+++ RECORD SET +++
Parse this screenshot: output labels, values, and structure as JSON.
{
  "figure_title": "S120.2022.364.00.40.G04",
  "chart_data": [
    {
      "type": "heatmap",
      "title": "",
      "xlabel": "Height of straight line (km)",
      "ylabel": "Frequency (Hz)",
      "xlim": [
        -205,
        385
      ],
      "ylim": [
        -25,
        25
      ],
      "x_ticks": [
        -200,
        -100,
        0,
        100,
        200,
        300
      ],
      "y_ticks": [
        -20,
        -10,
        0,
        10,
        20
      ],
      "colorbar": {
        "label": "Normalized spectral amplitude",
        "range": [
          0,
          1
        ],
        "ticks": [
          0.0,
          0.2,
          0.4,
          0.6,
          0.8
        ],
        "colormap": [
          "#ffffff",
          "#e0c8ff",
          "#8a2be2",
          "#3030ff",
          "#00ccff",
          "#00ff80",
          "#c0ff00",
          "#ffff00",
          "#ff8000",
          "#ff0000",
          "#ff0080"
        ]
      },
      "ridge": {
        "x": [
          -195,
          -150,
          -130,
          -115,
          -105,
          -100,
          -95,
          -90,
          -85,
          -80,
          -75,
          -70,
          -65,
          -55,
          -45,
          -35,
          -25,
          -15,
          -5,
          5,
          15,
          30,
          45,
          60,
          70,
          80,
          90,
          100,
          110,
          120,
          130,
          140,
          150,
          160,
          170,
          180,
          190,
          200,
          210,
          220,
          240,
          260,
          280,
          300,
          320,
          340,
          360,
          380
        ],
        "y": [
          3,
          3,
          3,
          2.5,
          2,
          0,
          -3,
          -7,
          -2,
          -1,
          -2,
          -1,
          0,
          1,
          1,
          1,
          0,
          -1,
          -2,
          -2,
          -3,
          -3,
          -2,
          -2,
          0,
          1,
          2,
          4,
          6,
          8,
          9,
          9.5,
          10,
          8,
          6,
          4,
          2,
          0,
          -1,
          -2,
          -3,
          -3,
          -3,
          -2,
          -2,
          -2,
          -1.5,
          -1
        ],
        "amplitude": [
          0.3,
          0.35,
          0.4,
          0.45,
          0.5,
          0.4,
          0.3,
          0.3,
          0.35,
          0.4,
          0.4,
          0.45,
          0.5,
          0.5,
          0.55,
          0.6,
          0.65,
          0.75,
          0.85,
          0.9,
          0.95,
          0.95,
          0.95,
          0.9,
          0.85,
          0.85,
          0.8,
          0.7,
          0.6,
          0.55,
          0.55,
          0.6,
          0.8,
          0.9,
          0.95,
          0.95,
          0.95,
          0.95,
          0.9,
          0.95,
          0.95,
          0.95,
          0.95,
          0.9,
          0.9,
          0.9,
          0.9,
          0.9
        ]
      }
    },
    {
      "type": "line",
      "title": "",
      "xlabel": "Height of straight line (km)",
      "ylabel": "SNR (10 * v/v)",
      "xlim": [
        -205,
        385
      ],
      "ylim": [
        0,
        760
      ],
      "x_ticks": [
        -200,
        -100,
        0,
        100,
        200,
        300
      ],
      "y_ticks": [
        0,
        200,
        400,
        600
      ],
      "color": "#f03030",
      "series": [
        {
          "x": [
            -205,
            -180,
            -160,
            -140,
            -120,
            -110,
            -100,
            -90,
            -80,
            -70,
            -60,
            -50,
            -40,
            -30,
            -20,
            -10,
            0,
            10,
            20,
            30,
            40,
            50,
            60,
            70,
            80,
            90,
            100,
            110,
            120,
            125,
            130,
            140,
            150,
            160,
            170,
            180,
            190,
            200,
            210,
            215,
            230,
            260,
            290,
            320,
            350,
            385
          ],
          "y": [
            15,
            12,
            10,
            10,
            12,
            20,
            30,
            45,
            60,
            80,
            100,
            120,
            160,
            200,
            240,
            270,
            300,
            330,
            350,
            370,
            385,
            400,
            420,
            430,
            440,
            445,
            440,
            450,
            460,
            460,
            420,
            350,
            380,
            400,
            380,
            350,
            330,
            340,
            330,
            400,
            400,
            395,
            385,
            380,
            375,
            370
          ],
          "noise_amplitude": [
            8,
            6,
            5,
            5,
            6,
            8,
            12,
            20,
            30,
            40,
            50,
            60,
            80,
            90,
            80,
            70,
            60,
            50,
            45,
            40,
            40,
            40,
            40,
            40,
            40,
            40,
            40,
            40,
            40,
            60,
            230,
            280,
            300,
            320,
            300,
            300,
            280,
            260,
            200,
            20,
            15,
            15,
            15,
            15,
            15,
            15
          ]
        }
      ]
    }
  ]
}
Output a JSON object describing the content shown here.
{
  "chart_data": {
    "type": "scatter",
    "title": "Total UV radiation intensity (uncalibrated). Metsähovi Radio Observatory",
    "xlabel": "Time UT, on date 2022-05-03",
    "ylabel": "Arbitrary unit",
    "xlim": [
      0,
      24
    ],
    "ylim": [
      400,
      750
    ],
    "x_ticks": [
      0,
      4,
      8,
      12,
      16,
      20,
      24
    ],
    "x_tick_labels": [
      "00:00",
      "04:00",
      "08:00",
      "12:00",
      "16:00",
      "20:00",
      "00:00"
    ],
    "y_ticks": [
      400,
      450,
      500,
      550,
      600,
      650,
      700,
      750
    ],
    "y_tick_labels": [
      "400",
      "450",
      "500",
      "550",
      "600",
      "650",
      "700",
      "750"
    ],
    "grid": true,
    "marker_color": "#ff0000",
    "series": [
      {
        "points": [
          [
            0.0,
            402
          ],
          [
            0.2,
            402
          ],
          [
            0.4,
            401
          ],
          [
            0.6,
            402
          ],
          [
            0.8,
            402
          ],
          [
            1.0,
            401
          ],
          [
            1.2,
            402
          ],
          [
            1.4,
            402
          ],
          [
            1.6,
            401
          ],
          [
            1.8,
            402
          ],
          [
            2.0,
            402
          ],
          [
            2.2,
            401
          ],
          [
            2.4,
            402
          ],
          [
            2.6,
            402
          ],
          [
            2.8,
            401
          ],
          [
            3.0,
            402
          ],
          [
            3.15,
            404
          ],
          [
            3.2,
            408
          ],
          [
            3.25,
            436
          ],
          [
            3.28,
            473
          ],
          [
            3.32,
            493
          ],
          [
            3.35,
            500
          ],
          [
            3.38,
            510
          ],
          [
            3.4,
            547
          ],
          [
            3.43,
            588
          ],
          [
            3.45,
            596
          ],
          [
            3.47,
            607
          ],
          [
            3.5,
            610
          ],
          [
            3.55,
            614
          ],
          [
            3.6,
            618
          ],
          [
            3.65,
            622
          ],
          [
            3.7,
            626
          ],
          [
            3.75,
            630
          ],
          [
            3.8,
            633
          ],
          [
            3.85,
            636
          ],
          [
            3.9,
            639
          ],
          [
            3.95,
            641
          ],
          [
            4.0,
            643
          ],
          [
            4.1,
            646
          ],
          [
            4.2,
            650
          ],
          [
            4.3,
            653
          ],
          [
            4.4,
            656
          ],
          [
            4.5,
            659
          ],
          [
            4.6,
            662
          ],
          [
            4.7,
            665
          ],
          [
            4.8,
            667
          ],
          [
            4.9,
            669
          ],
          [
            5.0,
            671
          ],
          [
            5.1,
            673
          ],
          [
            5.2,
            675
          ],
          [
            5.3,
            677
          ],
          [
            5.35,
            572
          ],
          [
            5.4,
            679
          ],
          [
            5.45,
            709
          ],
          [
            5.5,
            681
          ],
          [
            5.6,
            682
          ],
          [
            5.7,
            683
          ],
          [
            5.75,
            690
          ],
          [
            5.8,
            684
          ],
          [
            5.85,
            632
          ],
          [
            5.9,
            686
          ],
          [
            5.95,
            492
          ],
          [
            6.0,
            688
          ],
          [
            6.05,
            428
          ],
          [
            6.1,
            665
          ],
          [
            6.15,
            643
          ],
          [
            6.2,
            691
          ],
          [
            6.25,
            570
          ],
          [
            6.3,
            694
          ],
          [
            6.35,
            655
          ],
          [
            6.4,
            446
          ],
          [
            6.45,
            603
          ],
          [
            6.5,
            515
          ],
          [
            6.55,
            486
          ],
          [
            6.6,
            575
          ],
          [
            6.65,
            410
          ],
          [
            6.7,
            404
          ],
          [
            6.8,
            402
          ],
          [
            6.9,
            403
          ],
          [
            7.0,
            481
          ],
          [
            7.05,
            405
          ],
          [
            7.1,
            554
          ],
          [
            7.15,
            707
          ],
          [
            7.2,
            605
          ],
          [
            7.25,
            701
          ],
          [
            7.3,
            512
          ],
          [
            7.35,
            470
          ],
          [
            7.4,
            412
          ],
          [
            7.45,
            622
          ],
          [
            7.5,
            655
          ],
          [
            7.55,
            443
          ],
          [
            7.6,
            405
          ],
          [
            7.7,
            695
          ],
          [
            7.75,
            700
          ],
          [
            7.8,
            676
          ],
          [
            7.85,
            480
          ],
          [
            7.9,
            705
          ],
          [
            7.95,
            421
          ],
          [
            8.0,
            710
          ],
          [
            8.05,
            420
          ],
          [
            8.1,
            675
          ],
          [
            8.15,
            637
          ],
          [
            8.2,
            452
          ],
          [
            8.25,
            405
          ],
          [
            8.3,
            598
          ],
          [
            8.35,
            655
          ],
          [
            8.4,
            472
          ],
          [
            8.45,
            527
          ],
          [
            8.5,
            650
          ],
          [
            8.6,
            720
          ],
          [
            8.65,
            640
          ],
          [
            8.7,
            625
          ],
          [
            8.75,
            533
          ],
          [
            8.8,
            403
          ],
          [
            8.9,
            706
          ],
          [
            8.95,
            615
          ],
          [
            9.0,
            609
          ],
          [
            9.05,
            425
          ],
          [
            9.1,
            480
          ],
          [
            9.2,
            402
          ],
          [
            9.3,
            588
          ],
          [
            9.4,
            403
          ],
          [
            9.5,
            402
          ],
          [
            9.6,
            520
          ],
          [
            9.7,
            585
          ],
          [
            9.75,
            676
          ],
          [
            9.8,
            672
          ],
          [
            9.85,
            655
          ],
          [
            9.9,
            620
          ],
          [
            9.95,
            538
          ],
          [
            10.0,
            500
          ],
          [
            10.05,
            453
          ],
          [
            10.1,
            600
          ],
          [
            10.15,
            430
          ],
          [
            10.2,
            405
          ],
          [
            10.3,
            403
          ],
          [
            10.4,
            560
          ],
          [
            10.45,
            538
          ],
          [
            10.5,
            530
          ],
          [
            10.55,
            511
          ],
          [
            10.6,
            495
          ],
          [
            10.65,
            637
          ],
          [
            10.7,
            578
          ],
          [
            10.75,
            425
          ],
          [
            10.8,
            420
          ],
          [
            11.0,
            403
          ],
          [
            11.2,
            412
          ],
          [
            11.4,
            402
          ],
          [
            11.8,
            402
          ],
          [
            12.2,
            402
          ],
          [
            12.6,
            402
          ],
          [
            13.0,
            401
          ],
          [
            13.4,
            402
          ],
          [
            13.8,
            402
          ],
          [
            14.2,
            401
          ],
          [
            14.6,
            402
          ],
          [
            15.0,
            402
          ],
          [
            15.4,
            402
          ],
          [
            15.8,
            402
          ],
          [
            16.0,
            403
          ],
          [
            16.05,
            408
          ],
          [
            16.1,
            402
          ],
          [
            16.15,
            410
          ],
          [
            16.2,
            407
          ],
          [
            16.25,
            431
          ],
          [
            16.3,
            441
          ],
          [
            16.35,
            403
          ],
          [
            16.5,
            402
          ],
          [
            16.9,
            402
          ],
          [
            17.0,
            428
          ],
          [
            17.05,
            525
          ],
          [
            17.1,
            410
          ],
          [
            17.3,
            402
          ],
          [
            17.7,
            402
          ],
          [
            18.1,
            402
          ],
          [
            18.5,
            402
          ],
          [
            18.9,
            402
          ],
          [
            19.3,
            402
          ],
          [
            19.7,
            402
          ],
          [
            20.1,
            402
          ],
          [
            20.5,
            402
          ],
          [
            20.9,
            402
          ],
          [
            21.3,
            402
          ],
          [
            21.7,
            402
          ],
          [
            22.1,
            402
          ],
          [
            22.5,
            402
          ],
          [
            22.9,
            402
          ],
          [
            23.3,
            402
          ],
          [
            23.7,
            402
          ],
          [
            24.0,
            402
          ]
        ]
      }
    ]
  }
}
+++
▶ [EXERCISE DIRECTIONS]: Scan the material for lines with the word "type", and copy each line you find.

▶ [THE RESULT]:
      "type": "heatmap",
      "type": "line",
    "type": "scatter",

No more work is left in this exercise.